— START Extracted information —

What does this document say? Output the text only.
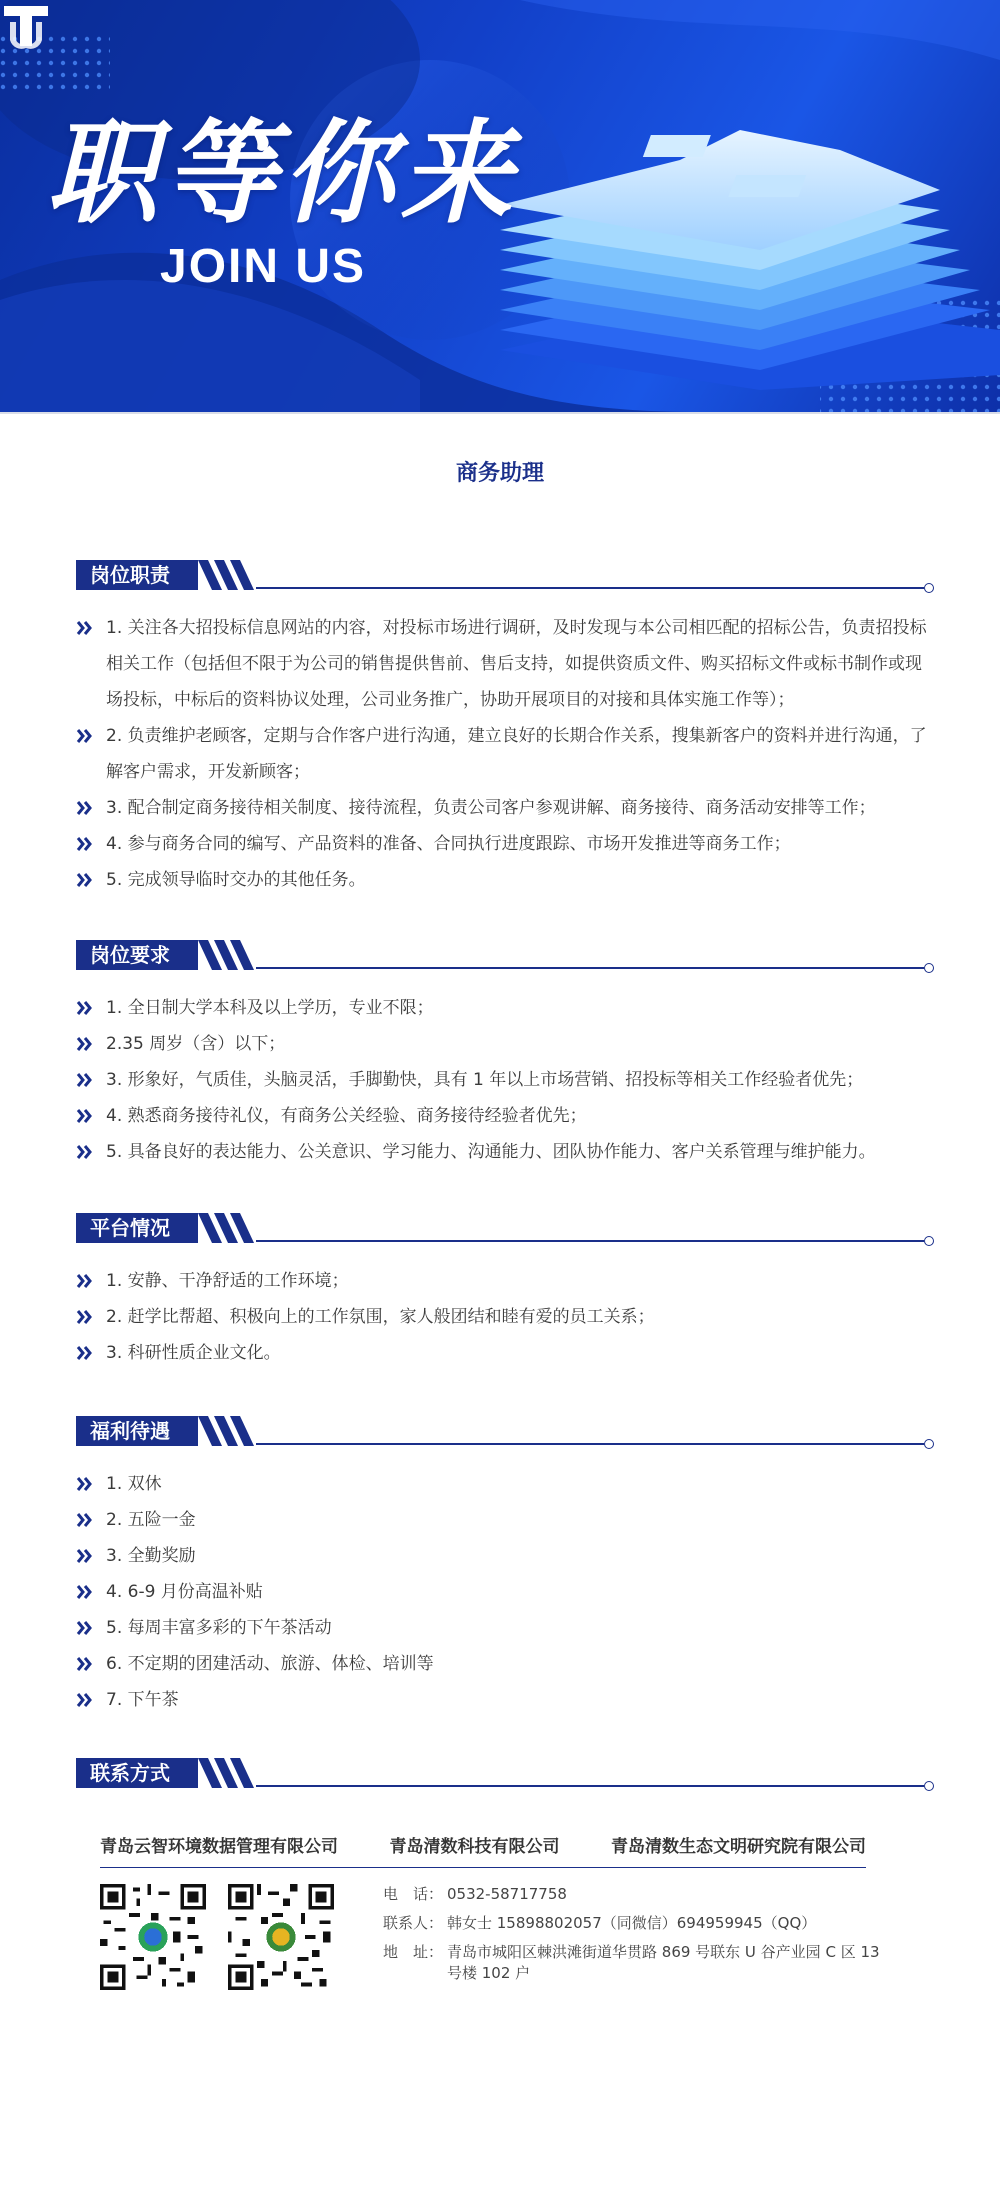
职等你来
JOIN US
商务助理
岗位职责
1. 关注各大招投标信息网站的内容，对投标市场进行调研，及时发现与本公司相匹配的招标公告，负责招投标相关工作（包括但不限于为公司的销售提供售前、售后支持，如提供资质文件、购买招标文件或标书制作或现场投标，中标后的资料协议处理，公司业务推广，协助开展项目的对接和具体实施工作等）；
2. 负责维护老顾客，定期与合作客户进行沟通，建立良好的长期合作关系，搜集新客户的资料并进行沟通，了解客户需求，开发新顾客；
3. 配合制定商务接待相关制度、接待流程，负责公司客户参观讲解、商务接待、商务活动安排等工作；
4. 参与商务合同的编写、产品资料的准备、合同执行进度跟踪、市场开发推进等商务工作；
5. 完成领导临时交办的其他任务。
岗位要求
1. 全日制大学本科及以上学历，专业不限；
2.35 周岁（含）以下；
3. 形象好，气质佳，头脑灵活，手脚勤快，具有 1 年以上市场营销、招投标等相关工作经验者优先；
4. 熟悉商务接待礼仪，有商务公关经验、商务接待经验者优先；
5. 具备良好的表达能力、公关意识、学习能力、沟通能力、团队协作能力、客户关系管理与维护能力。
平台情况
1. 安静、干净舒适的工作环境；
2. 赶学比帮超、积极向上的工作氛围，家人般团结和睦有爱的员工关系；
3. 科研性质企业文化。
福利待遇
1. 双休
2. 五险一金
3. 全勤奖励
4. 6-9 月份高温补贴
5. 每周丰富多彩的下午茶活动
6. 不定期的团建活动、旅游、体检、培训等
7. 下午茶
联系方式
青岛云智环境数据管理有限公司	青岛清数科技有限公司	青岛清数生态文明研究院有限公司
电　话： 0532-58717758
联系人： 韩女士 15898802057（同微信）694959945（QQ）
地　址： 青岛市城阳区棘洪滩街道华贯路 869 号联东 U 谷产业园 C 区 13 号楼 102 户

— END Extracted information —

Written task – Please repeat the entries exactly. Do not include the pictures.

Complete response –
What does this document say? Output the text only.
职等你来
JOIN US
商务助理
岗位职责
1. 关注各大招投标信息网站的内容，对投标市场进行调研，及时发现与本公司相匹配的招标公告，负责招投标相关工作（包括但不限于为公司的销售提供售前、售后支持，如提供资质文件、购买招标文件或标书制作或现场投标，中标后的资料协议处理，公司业务推广，协助开展项目的对接和具体实施工作等）；
2. 负责维护老顾客，定期与合作客户进行沟通，建立良好的长期合作关系，搜集新客户的资料并进行沟通，了解客户需求，开发新顾客；
3. 配合制定商务接待相关制度、接待流程，负责公司客户参观讲解、商务接待、商务活动安排等工作；
4. 参与商务合同的编写、产品资料的准备、合同执行进度跟踪、市场开发推进等商务工作；
5. 完成领导临时交办的其他任务。
岗位要求
1. 全日制大学本科及以上学历，专业不限；
2.35 周岁（含）以下；
3. 形象好，气质佳，头脑灵活，手脚勤快，具有 1 年以上市场营销、招投标等相关工作经验者优先；
4. 熟悉商务接待礼仪，有商务公关经验、商务接待经验者优先；
5. 具备良好的表达能力、公关意识、学习能力、沟通能力、团队协作能力、客户关系管理与维护能力。
平台情况
1. 安静、干净舒适的工作环境；
2. 赶学比帮超、积极向上的工作氛围，家人般团结和睦有爱的员工关系；
3. 科研性质企业文化。
福利待遇
1. 双休
2. 五险一金
3. 全勤奖励
4. 6-9 月份高温补贴
5. 每周丰富多彩的下午茶活动
6. 不定期的团建活动、旅游、体检、培训等
7. 下午茶
联系方式
青岛云智环境数据管理有限公司	青岛清数科技有限公司	青岛清数生态文明研究院有限公司
电　话： 0532-58717758
联系人： 韩女士 15898802057（同微信）694959945（QQ）
地　址： 青岛市城阳区棘洪滩街道华贯路 869 号联东 U 谷产业园 C 区 13 号楼 102 户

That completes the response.